-- start Data to use --

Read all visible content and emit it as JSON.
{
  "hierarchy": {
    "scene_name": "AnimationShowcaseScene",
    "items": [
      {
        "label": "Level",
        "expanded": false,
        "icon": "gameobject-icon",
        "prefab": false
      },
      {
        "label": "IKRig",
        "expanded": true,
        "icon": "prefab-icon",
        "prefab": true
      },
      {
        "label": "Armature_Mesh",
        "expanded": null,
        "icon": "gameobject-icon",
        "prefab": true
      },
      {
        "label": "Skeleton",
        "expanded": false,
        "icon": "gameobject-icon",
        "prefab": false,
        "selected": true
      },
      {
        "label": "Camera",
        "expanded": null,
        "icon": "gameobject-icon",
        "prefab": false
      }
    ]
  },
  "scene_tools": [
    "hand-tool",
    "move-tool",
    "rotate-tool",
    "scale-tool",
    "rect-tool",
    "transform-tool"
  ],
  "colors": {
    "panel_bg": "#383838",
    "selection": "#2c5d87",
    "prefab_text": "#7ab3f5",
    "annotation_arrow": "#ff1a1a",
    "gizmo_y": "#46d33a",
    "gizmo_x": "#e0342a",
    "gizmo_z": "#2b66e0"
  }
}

-- end Data to use --

→ Direction
Transcribe the records above exactly as they appear.

→ Response
Read all visible content and emit it as JSON.
{
  "hierarchy": {
    "scene_name": "AnimationShowcaseScene",
    "items": [
      {
        "label": "Level",
        "expanded": false,
        "icon": "gameobject-icon",
        "prefab": false
      },
      {
        "label": "IKRig",
        "expanded": true,
        "icon": "prefab-icon",
        "prefab": true
      },
      {
        "label": "Armature_Mesh",
        "expanded": null,
        "icon": "gameobject-icon",
        "prefab": true
      },
      {
        "label": "Skeleton",
        "expanded": false,
        "icon": "gameobject-icon",
        "prefab": false,
        "selected": true
      },
      {
        "label": "Camera",
        "expanded": null,
        "icon": "gameobject-icon",
        "prefab": false
      }
    ]
  },
  "scene_tools": [
    "hand-tool",
    "move-tool",
    "rotate-tool",
    "scale-tool",
    "rect-tool",
    "transform-tool"
  ],
  "colors": {
    "panel_bg": "#383838",
    "selection": "#2c5d87",
    "prefab_text": "#7ab3f5",
    "annotation_arrow": "#ff1a1a",
    "gizmo_y": "#46d33a",
    "gizmo_x": "#e0342a",
    "gizmo_z": "#2b66e0"
  }
}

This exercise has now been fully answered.